=== Written request ===
Below is a listing to write out in full, exactly as given, without its pictures.

Stored data entries
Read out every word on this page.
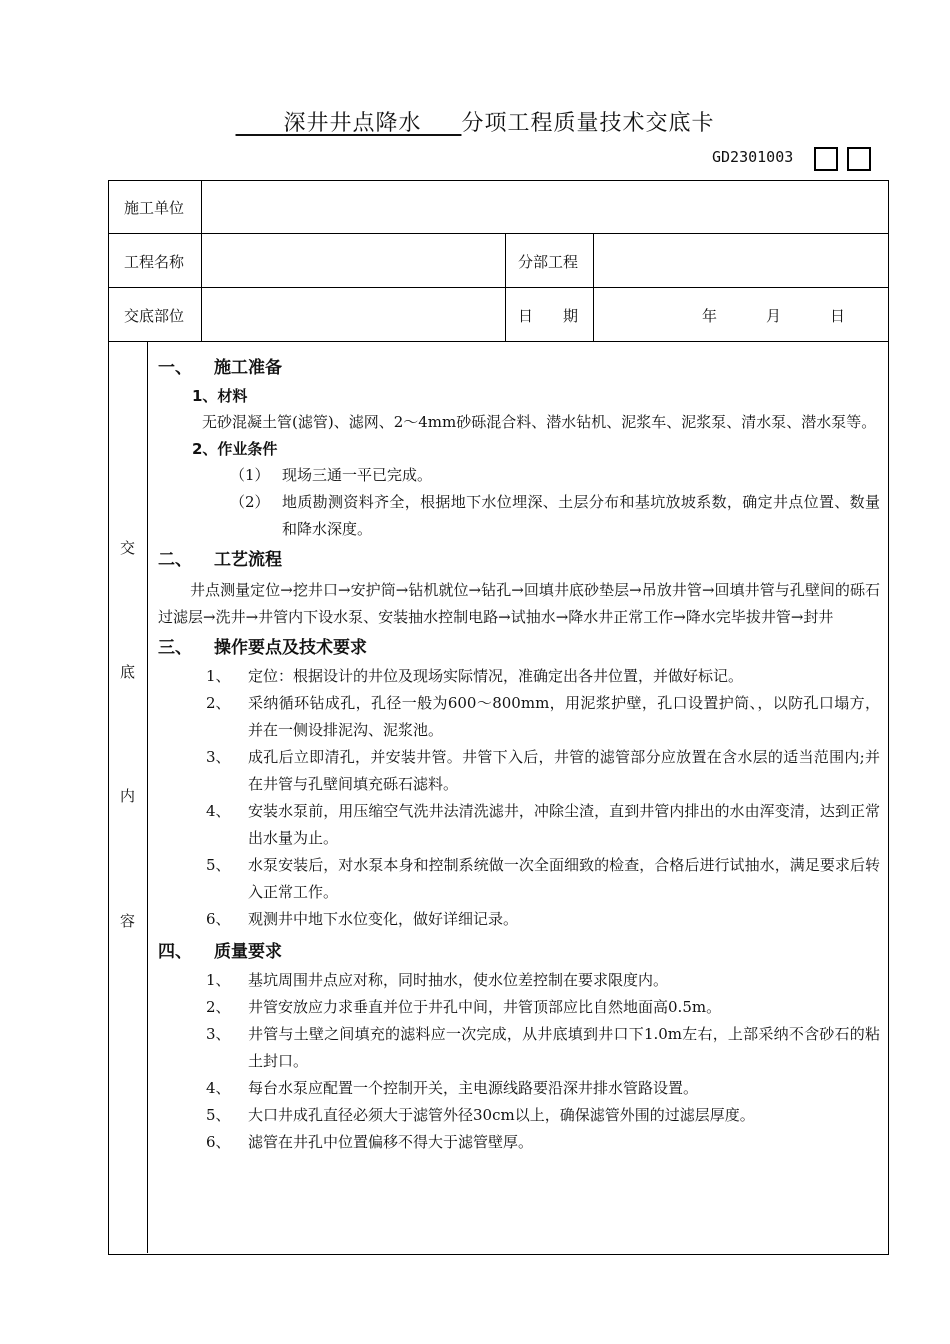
深井井点降水 分项工程质量技术交底卡
GD2301003
施工单位
工程名称	分部工程
交底部位	日　　期	年	月	日
交
底
内
容
一、 施工准备
1、材料
无砂混凝土管(滤管)、滤网、2～4mm砂砾混合料、潜水钻机、泥浆车、泥浆泵、清水泵、潜水泵等。
2、作业条件
（1） 现场三通一平已完成。
（2） 地质勘测资料齐全，根据地下水位埋深、土层分布和基坑放坡系数，确定井点位置、数量和降水深度。
二、 工艺流程
井点测量定位→挖井口→安护筒→钻机就位→钻孔→回填井底砂垫层→吊放井管→回填井管与孔壁间的砾石过滤层→洗井→井管内下设水泵、安装抽水控制电路→试抽水→降水井正常工作→降水完毕拔井管→封井
三、 操作要点及技术要求
1、	定位：根据设计的井位及现场实际情况，准确定出各井位置，并做好标记。
2、	采纳循环钻成孔，孔径一般为600～800mm，用泥浆护壁，孔口设置护筒、，以防孔口塌方，并在一侧设排泥沟、泥浆池。
3、	成孔后立即清孔，并安装井管。井管下入后，井管的滤管部分应放置在含水层的适当范围内;并在井管与孔壁间填充砾石滤料。
4、	安装水泵前，用压缩空气洗井法清洗滤井，冲除尘渣，直到井管内排出的水由浑变清，达到正常出水量为止。
5、	水泵安装后，对水泵本身和控制系统做一次全面细致的检查，合格后进行试抽水，满足要求后转入正常工作。
6、	观测井中地下水位变化，做好详细记录。
四、 质量要求
1、	基坑周围井点应对称，同时抽水，使水位差控制在要求限度内。
2、	井管安放应力求垂直并位于井孔中间，井管顶部应比自然地面高0.5m。
3、	井管与土壁之间填充的滤料应一次完成，从井底填到井口下1.0m左右，上部采纳不含砂石的粘土封口。
4、	每台水泵应配置一个控制开关，主电源线路要沿深井排水管路设置。
5、	大口井成孔直径必须大于滤管外径30cm以上，确保滤管外围的过滤层厚度。
6、	滤管在井孔中位置偏移不得大于滤管壁厚。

=== Solution to this problem ===
Read out every word on this page.
深井井点降水 分项工程质量技术交底卡
GD2301003
施工单位
工程名称	分部工程
交底部位	日　　期	年	月	日
交
底
内
容
一、 施工准备
1、材料
无砂混凝土管(滤管)、滤网、2～4mm砂砾混合料、潜水钻机、泥浆车、泥浆泵、清水泵、潜水泵等。
2、作业条件
（1） 现场三通一平已完成。
（2） 地质勘测资料齐全，根据地下水位埋深、土层分布和基坑放坡系数，确定井点位置、数量和降水深度。
二、 工艺流程
井点测量定位→挖井口→安护筒→钻机就位→钻孔→回填井底砂垫层→吊放井管→回填井管与孔壁间的砾石过滤层→洗井→井管内下设水泵、安装抽水控制电路→试抽水→降水井正常工作→降水完毕拔井管→封井
三、 操作要点及技术要求
1、	定位：根据设计的井位及现场实际情况，准确定出各井位置，并做好标记。
2、	采纳循环钻成孔，孔径一般为600～800mm，用泥浆护壁，孔口设置护筒、，以防孔口塌方，并在一侧设排泥沟、泥浆池。
3、	成孔后立即清孔，并安装井管。井管下入后，井管的滤管部分应放置在含水层的适当范围内;并在井管与孔壁间填充砾石滤料。
4、	安装水泵前，用压缩空气洗井法清洗滤井，冲除尘渣，直到井管内排出的水由浑变清，达到正常出水量为止。
5、	水泵安装后，对水泵本身和控制系统做一次全面细致的检查，合格后进行试抽水，满足要求后转入正常工作。
6、	观测井中地下水位变化，做好详细记录。
四、 质量要求
1、	基坑周围井点应对称，同时抽水，使水位差控制在要求限度内。
2、	井管安放应力求垂直并位于井孔中间，井管顶部应比自然地面高0.5m。
3、	井管与土壁之间填充的滤料应一次完成，从井底填到井口下1.0m左右，上部采纳不含砂石的粘土封口。
4、	每台水泵应配置一个控制开关，主电源线路要沿深井排水管路设置。
5、	大口井成孔直径必须大于滤管外径30cm以上，确保滤管外围的过滤层厚度。
6、	滤管在井孔中位置偏移不得大于滤管壁厚。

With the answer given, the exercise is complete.